[Dataset excerpt]
------------
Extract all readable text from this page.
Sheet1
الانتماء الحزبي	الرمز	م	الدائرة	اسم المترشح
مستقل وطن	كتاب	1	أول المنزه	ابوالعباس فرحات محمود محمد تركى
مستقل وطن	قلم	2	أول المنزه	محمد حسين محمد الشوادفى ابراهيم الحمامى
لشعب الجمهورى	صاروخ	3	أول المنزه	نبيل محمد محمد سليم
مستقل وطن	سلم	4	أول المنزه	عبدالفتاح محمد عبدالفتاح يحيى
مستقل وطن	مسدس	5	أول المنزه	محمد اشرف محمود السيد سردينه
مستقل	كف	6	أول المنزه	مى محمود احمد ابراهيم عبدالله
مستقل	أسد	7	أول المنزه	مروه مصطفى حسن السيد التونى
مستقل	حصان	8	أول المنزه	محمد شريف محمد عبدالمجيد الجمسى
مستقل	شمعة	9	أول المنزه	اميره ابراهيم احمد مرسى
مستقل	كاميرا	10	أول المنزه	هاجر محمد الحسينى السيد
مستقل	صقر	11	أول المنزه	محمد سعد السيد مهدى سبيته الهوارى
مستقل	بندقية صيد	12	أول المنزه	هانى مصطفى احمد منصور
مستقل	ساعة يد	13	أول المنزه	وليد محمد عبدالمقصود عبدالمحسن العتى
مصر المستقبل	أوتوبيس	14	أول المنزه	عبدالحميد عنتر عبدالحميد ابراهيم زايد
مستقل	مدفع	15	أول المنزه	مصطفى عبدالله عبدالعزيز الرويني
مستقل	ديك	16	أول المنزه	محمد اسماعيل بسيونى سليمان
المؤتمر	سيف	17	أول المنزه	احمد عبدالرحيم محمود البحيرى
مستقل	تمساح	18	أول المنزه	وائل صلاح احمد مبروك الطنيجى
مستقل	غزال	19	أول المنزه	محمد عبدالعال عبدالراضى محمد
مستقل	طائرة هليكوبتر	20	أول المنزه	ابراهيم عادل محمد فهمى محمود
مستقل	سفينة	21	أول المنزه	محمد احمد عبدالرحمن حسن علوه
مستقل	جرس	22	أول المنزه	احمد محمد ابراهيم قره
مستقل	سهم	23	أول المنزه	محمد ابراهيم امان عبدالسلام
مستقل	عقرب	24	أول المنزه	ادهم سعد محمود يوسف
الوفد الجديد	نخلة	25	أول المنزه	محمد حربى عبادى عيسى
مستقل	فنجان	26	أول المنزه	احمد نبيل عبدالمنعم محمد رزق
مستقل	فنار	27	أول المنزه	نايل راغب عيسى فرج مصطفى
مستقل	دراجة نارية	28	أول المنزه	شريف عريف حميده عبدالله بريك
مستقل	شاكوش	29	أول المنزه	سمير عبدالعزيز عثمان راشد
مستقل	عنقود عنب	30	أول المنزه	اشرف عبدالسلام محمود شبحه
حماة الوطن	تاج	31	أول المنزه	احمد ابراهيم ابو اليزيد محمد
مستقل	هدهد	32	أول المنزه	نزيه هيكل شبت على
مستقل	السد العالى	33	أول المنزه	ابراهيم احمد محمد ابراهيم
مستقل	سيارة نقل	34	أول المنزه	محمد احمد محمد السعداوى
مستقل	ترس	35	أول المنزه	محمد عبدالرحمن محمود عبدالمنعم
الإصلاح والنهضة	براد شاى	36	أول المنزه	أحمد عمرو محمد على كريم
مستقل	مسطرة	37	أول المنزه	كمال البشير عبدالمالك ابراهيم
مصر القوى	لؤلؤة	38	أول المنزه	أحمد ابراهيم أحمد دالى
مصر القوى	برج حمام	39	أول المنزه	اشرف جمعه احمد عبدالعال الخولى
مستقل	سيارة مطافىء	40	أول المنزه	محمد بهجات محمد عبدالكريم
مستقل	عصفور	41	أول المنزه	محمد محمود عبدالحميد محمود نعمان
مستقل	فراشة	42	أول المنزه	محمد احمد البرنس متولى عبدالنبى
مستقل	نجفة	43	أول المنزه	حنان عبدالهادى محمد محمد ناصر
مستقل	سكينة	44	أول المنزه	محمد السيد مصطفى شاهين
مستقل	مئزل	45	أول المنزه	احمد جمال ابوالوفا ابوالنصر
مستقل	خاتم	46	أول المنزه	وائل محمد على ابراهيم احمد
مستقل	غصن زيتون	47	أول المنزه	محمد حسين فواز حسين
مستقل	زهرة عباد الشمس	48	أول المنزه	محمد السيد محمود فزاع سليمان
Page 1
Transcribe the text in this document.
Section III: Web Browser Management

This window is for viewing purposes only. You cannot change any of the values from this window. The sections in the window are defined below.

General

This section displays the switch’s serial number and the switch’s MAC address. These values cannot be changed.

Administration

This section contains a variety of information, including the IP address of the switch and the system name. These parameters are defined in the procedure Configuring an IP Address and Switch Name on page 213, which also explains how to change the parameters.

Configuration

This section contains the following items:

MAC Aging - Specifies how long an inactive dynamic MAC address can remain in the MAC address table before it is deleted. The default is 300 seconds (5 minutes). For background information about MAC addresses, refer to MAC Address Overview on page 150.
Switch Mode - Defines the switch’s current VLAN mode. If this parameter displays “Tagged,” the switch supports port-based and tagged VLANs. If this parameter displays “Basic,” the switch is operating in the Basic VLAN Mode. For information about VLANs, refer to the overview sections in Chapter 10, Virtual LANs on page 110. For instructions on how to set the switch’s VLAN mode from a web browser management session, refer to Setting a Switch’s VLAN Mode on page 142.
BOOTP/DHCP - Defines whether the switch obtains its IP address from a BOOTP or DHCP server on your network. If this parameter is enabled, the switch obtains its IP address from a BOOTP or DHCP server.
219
------------
_The problem_. Restate the data above word for word.

_Task solution_.
Extract all readable text from this page.
Sheet1
الانتماء الحزبي	الرمز	م	الدائرة	اسم المترشح
مستقل وطن	كتاب	1	أول المنزه	ابوالعباس فرحات محمود محمد تركى
مستقل وطن	قلم	2	أول المنزه	محمد حسين محمد الشوادفى ابراهيم الحمامى
لشعب الجمهورى	صاروخ	3	أول المنزه	نبيل محمد محمد سليم
مستقل وطن	سلم	4	أول المنزه	عبدالفتاح محمد عبدالفتاح يحيى
مستقل وطن	مسدس	5	أول المنزه	محمد اشرف محمود السيد سردينه
مستقل	كف	6	أول المنزه	مى محمود احمد ابراهيم عبدالله
مستقل	أسد	7	أول المنزه	مروه مصطفى حسن السيد التونى
مستقل	حصان	8	أول المنزه	محمد شريف محمد عبدالمجيد الجمسى
مستقل	شمعة	9	أول المنزه	اميره ابراهيم احمد مرسى
مستقل	كاميرا	10	أول المنزه	هاجر محمد الحسينى السيد
مستقل	صقر	11	أول المنزه	محمد سعد السيد مهدى سبيته الهوارى
مستقل	بندقية صيد	12	أول المنزه	هانى مصطفى احمد منصور
مستقل	ساعة يد	13	أول المنزه	وليد محمد عبدالمقصود عبدالمحسن العتى
مصر المستقبل	أوتوبيس	14	أول المنزه	عبدالحميد عنتر عبدالحميد ابراهيم زايد
مستقل	مدفع	15	أول المنزه	مصطفى عبدالله عبدالعزيز الرويني
مستقل	ديك	16	أول المنزه	محمد اسماعيل بسيونى سليمان
المؤتمر	سيف	17	أول المنزه	احمد عبدالرحيم محمود البحيرى
مستقل	تمساح	18	أول المنزه	وائل صلاح احمد مبروك الطنيجى
مستقل	غزال	19	أول المنزه	محمد عبدالعال عبدالراضى محمد
مستقل	طائرة هليكوبتر	20	أول المنزه	ابراهيم عادل محمد فهمى محمود
مستقل	سفينة	21	أول المنزه	محمد احمد عبدالرحمن حسن علوه
مستقل	جرس	22	أول المنزه	احمد محمد ابراهيم قره
مستقل	سهم	23	أول المنزه	محمد ابراهيم امان عبدالسلام
مستقل	عقرب	24	أول المنزه	ادهم سعد محمود يوسف
الوفد الجديد	نخلة	25	أول المنزه	محمد حربى عبادى عيسى
مستقل	فنجان	26	أول المنزه	احمد نبيل عبدالمنعم محمد رزق
مستقل	فنار	27	أول المنزه	نايل راغب عيسى فرج مصطفى
مستقل	دراجة نارية	28	أول المنزه	شريف عريف حميده عبدالله بريك
مستقل	شاكوش	29	أول المنزه	سمير عبدالعزيز عثمان راشد
مستقل	عنقود عنب	30	أول المنزه	اشرف عبدالسلام محمود شبحه
حماة الوطن	تاج	31	أول المنزه	احمد ابراهيم ابو اليزيد محمد
مستقل	هدهد	32	أول المنزه	نزيه هيكل شبت على
مستقل	السد العالى	33	أول المنزه	ابراهيم احمد محمد ابراهيم
مستقل	سيارة نقل	34	أول المنزه	محمد احمد محمد السعداوى
مستقل	ترس	35	أول المنزه	محمد عبدالرحمن محمود عبدالمنعم
الإصلاح والنهضة	براد شاى	36	أول المنزه	أحمد عمرو محمد على كريم
مستقل	مسطرة	37	أول المنزه	كمال البشير عبدالمالك ابراهيم
مصر القوى	لؤلؤة	38	أول المنزه	أحمد ابراهيم أحمد دالى
مصر القوى	برج حمام	39	أول المنزه	اشرف جمعه احمد عبدالعال الخولى
مستقل	سيارة مطافىء	40	أول المنزه	محمد بهجات محمد عبدالكريم
مستقل	عصفور	41	أول المنزه	محمد محمود عبدالحميد محمود نعمان
مستقل	فراشة	42	أول المنزه	محمد احمد البرنس متولى عبدالنبى
مستقل	نجفة	43	أول المنزه	حنان عبدالهادى محمد محمد ناصر
مستقل	سكينة	44	أول المنزه	محمد السيد مصطفى شاهين
مستقل	مئزل	45	أول المنزه	احمد جمال ابوالوفا ابوالنصر
مستقل	خاتم	46	أول المنزه	وائل محمد على ابراهيم احمد
مستقل	غصن زيتون	47	أول المنزه	محمد حسين فواز حسين
مستقل	زهرة عباد الشمس	48	أول المنزه	محمد السيد محمود فزاع سليمان
Page 1
Transcribe the text in this document.
Section III: Web Browser Management

This window is for viewing purposes only. You cannot change any of the values from this window. The sections in the window are defined below.

General

This section displays the switch’s serial number and the switch’s MAC address. These values cannot be changed.

Administration

This section contains a variety of information, including the IP address of the switch and the system name. These parameters are defined in the procedure Configuring an IP Address and Switch Name on page 213, which also explains how to change the parameters.

Configuration

This section contains the following items:

MAC Aging - Specifies how long an inactive dynamic MAC address can remain in the MAC address table before it is deleted. The default is 300 seconds (5 minutes). For background information about MAC addresses, refer to MAC Address Overview on page 150.
Switch Mode - Defines the switch’s current VLAN mode. If this parameter displays “Tagged,” the switch supports port-based and tagged VLANs. If this parameter displays “Basic,” the switch is operating in the Basic VLAN Mode. For information about VLANs, refer to the overview sections in Chapter 10, Virtual LANs on page 110. For instructions on how to set the switch’s VLAN mode from a web browser management session, refer to Setting a Switch’s VLAN Mode on page 142.
BOOTP/DHCP - Defines whether the switch obtains its IP address from a BOOTP or DHCP server on your network. If this parameter is enabled, the switch obtains its IP address from a BOOTP or DHCP server.
219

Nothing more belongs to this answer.